[Begin]

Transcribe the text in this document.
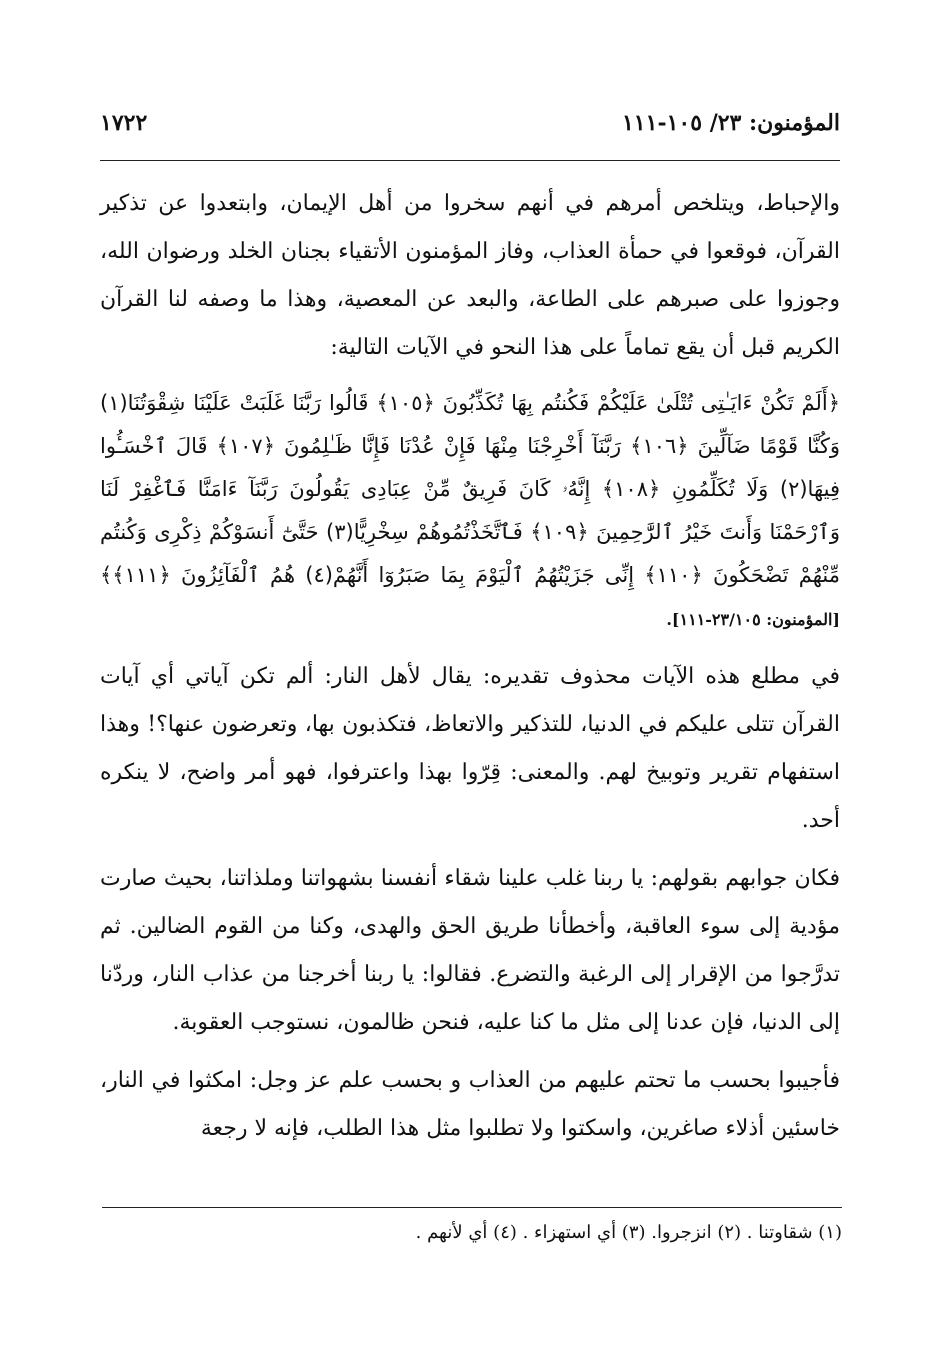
المؤمنون: ٢٣/ ١٠٥-١١١
١٧٢٢

والإحباط، ويتلخص أمرهم في أنهم سخروا من أهل الإيمان، وابتعدوا عن تذكير القرآن، فوقعوا في حمأة العذاب، وفاز المؤمنون الأتقياء بجنان الخلد ورضوان الله، وجوزوا على صبرهم على الطاعة، والبعد عن المعصية، وهذا ما وصفه لنا القرآن الكريم قبل أن يقع تماماً على هذا النحو في الآيات التالية:

﴿أَلَمْ تَكُنْ ءَايَـٰتِى تُتْلَىٰ عَلَيْكُمْ فَكُنتُم بِهَا تُكَذِّبُونَ ﴿١٠٥﴾ قَالُوا رَبَّنَا غَلَبَتْ عَلَيْنَا شِقْوَتُنَا(١) وَكُنَّا قَوْمًا ضَآلِّينَ ﴿١٠٦﴾ رَبَّنَآ أَخْرِجْنَا مِنْهَا فَإِنْ عُدْنَا فَإِنَّا ظَـٰلِمُونَ ﴿١٠٧﴾ قَالَ ٱخْسَـُٔوا فِيهَا(٢) وَلَا تُكَلِّمُونِ ﴿١٠٨﴾ إِنَّهُۥ كَانَ فَرِيقٌ مِّنْ عِبَادِى يَقُولُونَ رَبَّنَآ ءَامَنَّا فَٱغْفِرْ لَنَا وَٱرْحَمْنَا وَأَنتَ خَيْرُ ٱلرَّٰحِمِينَ ﴿١٠٩﴾ فَٱتَّخَذْتُمُوهُمْ سِخْرِيًّا(٣) حَتَّىٰٓ أَنسَوْكُمْ ذِكْرِى وَكُنتُم مِّنْهُمْ تَضْحَكُونَ ﴿١١٠﴾ إِنِّى جَزَيْتُهُمُ ٱلْيَوْمَ بِمَا صَبَرُوٓا أَنَّهُمْ(٤) هُمُ ٱلْفَآئِزُونَ ﴿١١١﴾﴾ [المؤمنون: ٢٣/١٠٥-١١١].

في مطلع هذه الآيات محذوف تقديره: يقال لأهل النار: ألم تكن آياتي أي آيات القرآن تتلى عليكم في الدنيا، للتذكير والاتعاظ، فتكذبون بها، وتعرضون عنها؟! وهذا استفهام تقرير وتوبيخ لهم. والمعنى: قِرّوا بهذا واعترفوا، فهو أمر واضح، لا ينكره أحد.

فكان جوابهم بقولهم: يا ربنا غلب علينا شقاء أنفسنا بشهواتنا وملذاتنا، بحيث صارت مؤدية إلى سوء العاقبة، وأخطأنا طريق الحق والهدى، وكنا من القوم الضالين. ثم تدرَّجوا من الإقرار إلى الرغبة والتضرع. فقالوا: يا ربنا أخرجنا من عذاب النار، وردّنا إلى الدنيا، فإن عدنا إلى مثل ما كنا عليه، فنحن ظالمون، نستوجب العقوبة.

فأجيبوا بحسب ما تحتم عليهم من العذاب و بحسب علم عز وجل: امكثوا في النار، خاسئين أذلاء صاغرين، واسكتوا ولا تطلبوا مثل هذا الطلب، فإنه لا رجعة

(١) شقاوتنا . (٢) انزجروا. (٣) أي استهزاء . (٤) أي لأنهم .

[End]

▶ Work instructions
Repeat the full listing above exactly, with no pictures in the copy.

▶ Task result
Transcribe the text in this document.
المؤمنون: ٢٣/ ١٠٥-١١١
١٧٢٢

والإحباط، ويتلخص أمرهم في أنهم سخروا من أهل الإيمان، وابتعدوا عن تذكير القرآن، فوقعوا في حمأة العذاب، وفاز المؤمنون الأتقياء بجنان الخلد ورضوان الله، وجوزوا على صبرهم على الطاعة، والبعد عن المعصية، وهذا ما وصفه لنا القرآن الكريم قبل أن يقع تماماً على هذا النحو في الآيات التالية:

﴿أَلَمْ تَكُنْ ءَايَـٰتِى تُتْلَىٰ عَلَيْكُمْ فَكُنتُم بِهَا تُكَذِّبُونَ ﴿١٠٥﴾ قَالُوا رَبَّنَا غَلَبَتْ عَلَيْنَا شِقْوَتُنَا(١) وَكُنَّا قَوْمًا ضَآلِّينَ ﴿١٠٦﴾ رَبَّنَآ أَخْرِجْنَا مِنْهَا فَإِنْ عُدْنَا فَإِنَّا ظَـٰلِمُونَ ﴿١٠٧﴾ قَالَ ٱخْسَـُٔوا فِيهَا(٢) وَلَا تُكَلِّمُونِ ﴿١٠٨﴾ إِنَّهُۥ كَانَ فَرِيقٌ مِّنْ عِبَادِى يَقُولُونَ رَبَّنَآ ءَامَنَّا فَٱغْفِرْ لَنَا وَٱرْحَمْنَا وَأَنتَ خَيْرُ ٱلرَّٰحِمِينَ ﴿١٠٩﴾ فَٱتَّخَذْتُمُوهُمْ سِخْرِيًّا(٣) حَتَّىٰٓ أَنسَوْكُمْ ذِكْرِى وَكُنتُم مِّنْهُمْ تَضْحَكُونَ ﴿١١٠﴾ إِنِّى جَزَيْتُهُمُ ٱلْيَوْمَ بِمَا صَبَرُوٓا أَنَّهُمْ(٤) هُمُ ٱلْفَآئِزُونَ ﴿١١١﴾﴾ [المؤمنون: ٢٣/١٠٥-١١١].

في مطلع هذه الآيات محذوف تقديره: يقال لأهل النار: ألم تكن آياتي أي آيات القرآن تتلى عليكم في الدنيا، للتذكير والاتعاظ، فتكذبون بها، وتعرضون عنها؟! وهذا استفهام تقرير وتوبيخ لهم. والمعنى: قِرّوا بهذا واعترفوا، فهو أمر واضح، لا ينكره أحد.

فكان جوابهم بقولهم: يا ربنا غلب علينا شقاء أنفسنا بشهواتنا وملذاتنا، بحيث صارت مؤدية إلى سوء العاقبة، وأخطأنا طريق الحق والهدى، وكنا من القوم الضالين. ثم تدرَّجوا من الإقرار إلى الرغبة والتضرع. فقالوا: يا ربنا أخرجنا من عذاب النار، وردّنا إلى الدنيا، فإن عدنا إلى مثل ما كنا عليه، فنحن ظالمون، نستوجب العقوبة.

فأجيبوا بحسب ما تحتم عليهم من العذاب و بحسب علم عز وجل: امكثوا في النار، خاسئين أذلاء صاغرين، واسكتوا ولا تطلبوا مثل هذا الطلب، فإنه لا رجعة

(١) شقاوتنا . (٢) انزجروا. (٣) أي استهزاء . (٤) أي لأنهم .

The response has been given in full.